BEGIN Input
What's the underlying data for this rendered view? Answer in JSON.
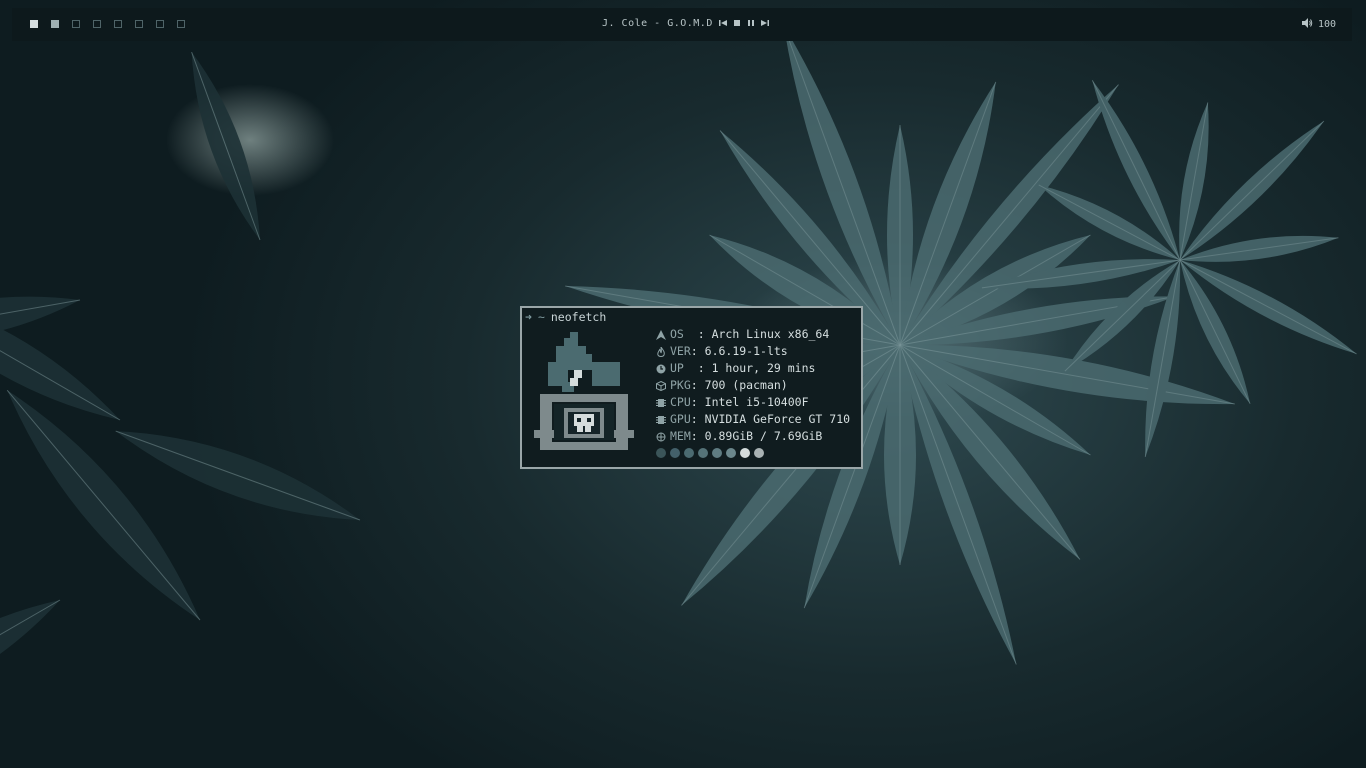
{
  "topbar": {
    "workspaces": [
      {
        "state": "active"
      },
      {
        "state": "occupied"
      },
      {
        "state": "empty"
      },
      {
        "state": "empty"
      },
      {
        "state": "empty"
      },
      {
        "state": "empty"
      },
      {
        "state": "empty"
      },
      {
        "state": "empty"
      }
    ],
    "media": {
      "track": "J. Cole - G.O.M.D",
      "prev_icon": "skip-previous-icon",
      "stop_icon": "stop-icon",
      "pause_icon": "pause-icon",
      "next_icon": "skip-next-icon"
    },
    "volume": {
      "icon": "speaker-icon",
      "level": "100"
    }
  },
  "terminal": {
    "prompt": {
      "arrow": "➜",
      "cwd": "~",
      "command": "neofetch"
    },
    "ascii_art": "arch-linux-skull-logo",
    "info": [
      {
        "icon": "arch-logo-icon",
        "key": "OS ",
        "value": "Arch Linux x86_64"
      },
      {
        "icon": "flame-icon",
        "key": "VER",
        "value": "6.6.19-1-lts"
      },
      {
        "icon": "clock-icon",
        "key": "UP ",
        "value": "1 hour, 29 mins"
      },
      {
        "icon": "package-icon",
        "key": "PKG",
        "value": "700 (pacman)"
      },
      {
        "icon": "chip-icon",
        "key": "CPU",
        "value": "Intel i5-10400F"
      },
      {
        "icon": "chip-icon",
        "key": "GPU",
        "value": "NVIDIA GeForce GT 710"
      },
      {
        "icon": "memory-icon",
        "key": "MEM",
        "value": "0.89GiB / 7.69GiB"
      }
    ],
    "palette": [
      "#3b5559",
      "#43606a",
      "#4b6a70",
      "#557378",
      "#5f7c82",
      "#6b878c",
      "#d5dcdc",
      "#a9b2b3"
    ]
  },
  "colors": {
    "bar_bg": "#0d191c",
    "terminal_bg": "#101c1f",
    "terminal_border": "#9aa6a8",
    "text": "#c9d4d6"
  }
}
END Input
BEGIN Input
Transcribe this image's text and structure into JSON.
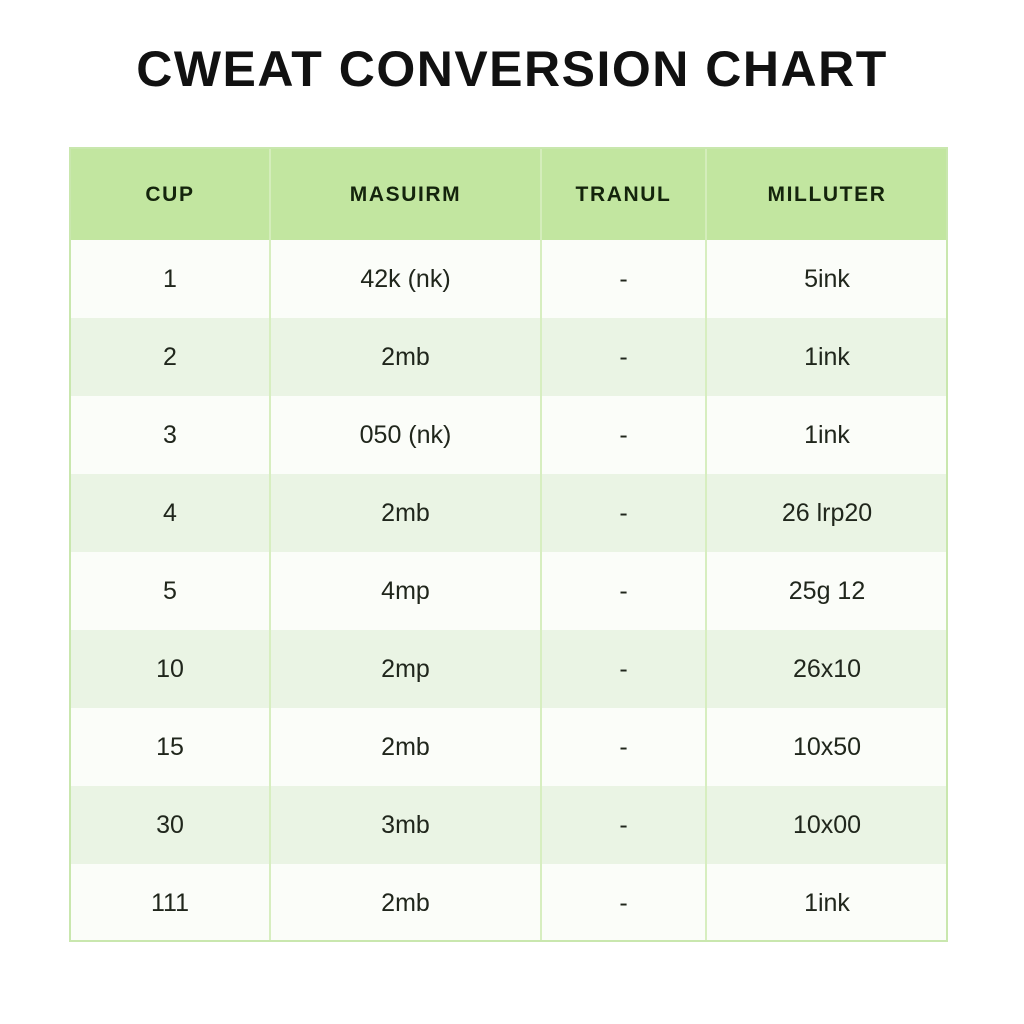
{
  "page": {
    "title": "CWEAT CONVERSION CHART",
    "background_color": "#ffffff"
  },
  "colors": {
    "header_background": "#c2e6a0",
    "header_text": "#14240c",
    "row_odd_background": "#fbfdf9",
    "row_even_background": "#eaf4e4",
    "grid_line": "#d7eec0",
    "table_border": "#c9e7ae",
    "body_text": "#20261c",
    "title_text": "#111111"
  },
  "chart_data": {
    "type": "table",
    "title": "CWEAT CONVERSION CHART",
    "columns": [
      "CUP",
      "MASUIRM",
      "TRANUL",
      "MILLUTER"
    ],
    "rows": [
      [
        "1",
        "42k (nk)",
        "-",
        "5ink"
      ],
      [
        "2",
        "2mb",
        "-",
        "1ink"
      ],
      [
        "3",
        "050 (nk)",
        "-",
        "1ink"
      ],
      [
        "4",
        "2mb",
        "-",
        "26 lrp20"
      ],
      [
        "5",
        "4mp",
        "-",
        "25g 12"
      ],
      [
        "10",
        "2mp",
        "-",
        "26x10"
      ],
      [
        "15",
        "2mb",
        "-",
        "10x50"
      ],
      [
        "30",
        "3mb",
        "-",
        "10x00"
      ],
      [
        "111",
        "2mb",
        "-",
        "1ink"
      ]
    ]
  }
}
END Input
## Directive
Copy each line of the entries that includes the word "this".

## Output of the task
What's the underlying data for this rendered view? Answer in JSON.
Transcribe this image's text and structure into JSON.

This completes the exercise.